◆ Brief: Look through the data and write out every line with the word "text" in it.

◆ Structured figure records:

- - - - - - -

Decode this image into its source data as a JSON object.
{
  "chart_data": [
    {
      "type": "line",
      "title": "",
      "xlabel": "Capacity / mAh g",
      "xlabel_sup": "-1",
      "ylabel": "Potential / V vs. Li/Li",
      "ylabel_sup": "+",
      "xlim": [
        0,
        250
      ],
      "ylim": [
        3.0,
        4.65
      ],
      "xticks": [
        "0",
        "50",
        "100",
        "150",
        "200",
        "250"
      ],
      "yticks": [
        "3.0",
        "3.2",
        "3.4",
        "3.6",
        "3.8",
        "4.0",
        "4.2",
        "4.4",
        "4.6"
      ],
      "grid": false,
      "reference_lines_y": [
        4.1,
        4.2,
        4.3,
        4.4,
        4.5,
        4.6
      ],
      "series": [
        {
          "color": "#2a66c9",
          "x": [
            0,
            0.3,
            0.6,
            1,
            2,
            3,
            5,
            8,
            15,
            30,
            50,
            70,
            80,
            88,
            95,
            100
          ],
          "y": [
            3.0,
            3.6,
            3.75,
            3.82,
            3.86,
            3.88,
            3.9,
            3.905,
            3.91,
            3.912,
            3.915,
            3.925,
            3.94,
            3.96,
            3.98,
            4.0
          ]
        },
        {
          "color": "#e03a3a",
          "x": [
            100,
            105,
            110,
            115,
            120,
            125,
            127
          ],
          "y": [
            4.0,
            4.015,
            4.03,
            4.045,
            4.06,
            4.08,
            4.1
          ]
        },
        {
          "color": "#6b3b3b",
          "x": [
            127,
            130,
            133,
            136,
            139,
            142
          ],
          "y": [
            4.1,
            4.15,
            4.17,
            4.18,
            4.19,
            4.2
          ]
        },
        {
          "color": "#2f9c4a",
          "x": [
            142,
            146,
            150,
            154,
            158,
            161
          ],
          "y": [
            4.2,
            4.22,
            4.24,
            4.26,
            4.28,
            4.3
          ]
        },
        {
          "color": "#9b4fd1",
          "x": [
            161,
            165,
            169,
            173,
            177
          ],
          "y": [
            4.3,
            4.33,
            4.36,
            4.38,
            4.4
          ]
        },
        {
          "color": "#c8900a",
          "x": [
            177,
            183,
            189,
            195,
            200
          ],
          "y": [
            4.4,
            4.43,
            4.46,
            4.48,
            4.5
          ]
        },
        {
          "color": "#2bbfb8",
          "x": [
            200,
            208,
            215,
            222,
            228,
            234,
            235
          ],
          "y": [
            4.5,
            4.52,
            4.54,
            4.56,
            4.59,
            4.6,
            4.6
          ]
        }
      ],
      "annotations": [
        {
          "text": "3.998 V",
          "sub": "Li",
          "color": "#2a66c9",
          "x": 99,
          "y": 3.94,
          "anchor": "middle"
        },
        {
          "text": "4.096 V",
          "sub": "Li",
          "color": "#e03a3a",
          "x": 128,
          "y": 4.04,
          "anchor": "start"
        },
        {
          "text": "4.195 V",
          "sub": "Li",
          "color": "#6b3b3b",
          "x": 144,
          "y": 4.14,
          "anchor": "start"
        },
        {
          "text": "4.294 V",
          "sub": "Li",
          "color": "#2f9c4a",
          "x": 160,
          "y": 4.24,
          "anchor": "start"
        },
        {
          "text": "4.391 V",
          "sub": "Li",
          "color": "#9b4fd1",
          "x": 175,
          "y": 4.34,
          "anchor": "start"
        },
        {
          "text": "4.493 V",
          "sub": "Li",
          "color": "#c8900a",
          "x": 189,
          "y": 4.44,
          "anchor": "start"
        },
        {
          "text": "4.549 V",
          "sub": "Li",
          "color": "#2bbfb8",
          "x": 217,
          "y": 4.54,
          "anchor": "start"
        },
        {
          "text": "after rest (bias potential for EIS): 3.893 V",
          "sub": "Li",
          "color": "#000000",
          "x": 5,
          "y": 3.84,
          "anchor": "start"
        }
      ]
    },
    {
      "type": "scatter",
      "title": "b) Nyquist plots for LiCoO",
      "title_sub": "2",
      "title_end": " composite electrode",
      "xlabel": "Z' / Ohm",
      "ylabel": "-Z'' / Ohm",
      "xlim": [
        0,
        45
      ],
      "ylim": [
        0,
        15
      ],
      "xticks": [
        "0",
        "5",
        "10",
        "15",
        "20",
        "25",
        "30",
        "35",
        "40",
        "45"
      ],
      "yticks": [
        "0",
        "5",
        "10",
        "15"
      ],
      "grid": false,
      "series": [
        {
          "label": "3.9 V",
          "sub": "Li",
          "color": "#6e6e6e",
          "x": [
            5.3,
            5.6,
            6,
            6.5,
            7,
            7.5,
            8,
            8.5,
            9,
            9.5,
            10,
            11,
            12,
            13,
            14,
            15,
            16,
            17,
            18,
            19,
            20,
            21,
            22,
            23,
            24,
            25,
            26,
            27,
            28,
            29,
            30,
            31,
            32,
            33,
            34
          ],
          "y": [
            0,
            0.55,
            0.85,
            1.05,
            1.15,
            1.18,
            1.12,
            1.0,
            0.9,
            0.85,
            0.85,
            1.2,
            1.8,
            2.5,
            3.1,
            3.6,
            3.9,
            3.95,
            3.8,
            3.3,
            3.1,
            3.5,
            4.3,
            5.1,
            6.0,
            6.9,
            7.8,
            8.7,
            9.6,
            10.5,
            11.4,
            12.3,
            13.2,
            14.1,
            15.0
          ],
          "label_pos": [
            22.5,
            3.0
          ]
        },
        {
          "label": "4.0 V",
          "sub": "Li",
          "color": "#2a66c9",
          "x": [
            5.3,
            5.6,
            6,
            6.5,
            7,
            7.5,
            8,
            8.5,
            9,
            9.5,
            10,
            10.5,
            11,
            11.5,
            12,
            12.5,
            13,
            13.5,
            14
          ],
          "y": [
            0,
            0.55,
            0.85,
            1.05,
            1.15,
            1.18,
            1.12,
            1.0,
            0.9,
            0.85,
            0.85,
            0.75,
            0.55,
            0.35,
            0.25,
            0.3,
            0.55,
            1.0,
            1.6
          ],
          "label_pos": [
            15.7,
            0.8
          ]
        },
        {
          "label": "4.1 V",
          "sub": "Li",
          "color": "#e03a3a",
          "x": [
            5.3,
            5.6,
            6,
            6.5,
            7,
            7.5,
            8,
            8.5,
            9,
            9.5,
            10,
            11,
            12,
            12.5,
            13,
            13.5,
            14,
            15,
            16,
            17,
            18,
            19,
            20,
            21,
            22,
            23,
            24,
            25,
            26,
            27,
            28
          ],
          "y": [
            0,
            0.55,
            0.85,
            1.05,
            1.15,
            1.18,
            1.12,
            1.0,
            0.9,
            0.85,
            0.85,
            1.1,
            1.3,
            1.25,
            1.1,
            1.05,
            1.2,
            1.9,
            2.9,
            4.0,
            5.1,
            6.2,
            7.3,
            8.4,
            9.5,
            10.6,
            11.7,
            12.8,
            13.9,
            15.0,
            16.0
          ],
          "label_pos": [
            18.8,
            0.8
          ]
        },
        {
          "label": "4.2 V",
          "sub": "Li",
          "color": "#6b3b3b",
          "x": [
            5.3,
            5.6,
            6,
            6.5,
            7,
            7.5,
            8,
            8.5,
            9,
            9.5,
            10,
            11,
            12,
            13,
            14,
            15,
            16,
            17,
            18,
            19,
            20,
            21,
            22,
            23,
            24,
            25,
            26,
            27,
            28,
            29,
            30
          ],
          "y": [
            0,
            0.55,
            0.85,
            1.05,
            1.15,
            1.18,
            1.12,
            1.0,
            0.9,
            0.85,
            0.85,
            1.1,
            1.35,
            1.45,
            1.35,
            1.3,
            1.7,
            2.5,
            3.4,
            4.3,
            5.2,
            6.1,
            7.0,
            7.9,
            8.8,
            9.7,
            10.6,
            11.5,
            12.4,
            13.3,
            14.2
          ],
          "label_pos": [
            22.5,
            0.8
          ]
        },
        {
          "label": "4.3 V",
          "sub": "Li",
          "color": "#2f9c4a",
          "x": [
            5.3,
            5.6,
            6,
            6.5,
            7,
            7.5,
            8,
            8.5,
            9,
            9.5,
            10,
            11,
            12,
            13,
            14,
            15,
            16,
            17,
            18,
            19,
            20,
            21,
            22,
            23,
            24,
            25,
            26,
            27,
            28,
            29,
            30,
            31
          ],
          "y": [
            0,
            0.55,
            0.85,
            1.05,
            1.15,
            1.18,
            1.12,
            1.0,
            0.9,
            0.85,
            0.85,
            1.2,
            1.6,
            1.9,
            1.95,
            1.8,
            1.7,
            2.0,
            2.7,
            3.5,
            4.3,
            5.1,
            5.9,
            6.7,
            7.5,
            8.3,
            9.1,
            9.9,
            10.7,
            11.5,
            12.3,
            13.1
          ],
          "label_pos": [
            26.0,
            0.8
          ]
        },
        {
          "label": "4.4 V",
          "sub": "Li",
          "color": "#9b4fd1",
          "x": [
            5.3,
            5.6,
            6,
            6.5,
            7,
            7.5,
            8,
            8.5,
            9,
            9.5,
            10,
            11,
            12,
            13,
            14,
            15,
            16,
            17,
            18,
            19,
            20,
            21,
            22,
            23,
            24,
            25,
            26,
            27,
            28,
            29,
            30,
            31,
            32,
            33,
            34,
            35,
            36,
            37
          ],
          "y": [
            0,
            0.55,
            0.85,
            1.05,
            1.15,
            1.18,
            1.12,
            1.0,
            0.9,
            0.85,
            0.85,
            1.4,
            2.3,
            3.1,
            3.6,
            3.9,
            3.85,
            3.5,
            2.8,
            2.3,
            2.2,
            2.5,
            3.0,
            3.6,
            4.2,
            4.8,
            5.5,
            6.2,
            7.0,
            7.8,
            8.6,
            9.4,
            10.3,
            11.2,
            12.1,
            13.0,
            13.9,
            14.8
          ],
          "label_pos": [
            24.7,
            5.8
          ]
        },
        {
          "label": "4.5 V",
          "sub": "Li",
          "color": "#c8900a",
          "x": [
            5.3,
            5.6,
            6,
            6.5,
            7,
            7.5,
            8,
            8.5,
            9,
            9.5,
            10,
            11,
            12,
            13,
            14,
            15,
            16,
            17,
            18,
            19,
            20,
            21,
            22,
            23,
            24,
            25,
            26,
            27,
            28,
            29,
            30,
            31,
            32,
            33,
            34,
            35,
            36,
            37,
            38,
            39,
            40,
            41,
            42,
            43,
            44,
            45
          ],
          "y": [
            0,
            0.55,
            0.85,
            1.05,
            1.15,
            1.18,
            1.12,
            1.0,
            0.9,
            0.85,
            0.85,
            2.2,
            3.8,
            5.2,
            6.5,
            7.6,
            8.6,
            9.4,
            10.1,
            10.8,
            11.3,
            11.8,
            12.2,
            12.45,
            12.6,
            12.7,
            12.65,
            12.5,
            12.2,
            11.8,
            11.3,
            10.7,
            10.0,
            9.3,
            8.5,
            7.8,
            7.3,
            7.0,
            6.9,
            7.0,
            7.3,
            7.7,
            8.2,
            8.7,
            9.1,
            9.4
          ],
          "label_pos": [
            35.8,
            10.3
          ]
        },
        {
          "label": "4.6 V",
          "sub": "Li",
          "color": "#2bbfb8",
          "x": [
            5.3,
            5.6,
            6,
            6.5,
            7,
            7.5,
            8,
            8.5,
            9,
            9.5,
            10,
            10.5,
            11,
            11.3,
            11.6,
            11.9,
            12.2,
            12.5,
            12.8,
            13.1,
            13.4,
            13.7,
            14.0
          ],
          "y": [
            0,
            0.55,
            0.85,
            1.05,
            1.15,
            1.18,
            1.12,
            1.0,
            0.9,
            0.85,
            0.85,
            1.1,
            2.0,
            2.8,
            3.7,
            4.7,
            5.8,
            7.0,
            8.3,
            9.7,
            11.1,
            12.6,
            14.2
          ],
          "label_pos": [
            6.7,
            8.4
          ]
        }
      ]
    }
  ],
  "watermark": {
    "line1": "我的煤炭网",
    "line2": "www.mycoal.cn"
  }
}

- - - - - - -

◆ Reply:
          "text": "3.998 V",
          "text": "4.096 V",
          "text": "4.195 V",
          "text": "4.294 V",
          "text": "4.391 V",
          "text": "4.493 V",
          "text": "4.549 V",
          "text": "after rest (bias potential for EIS): 3.893 V",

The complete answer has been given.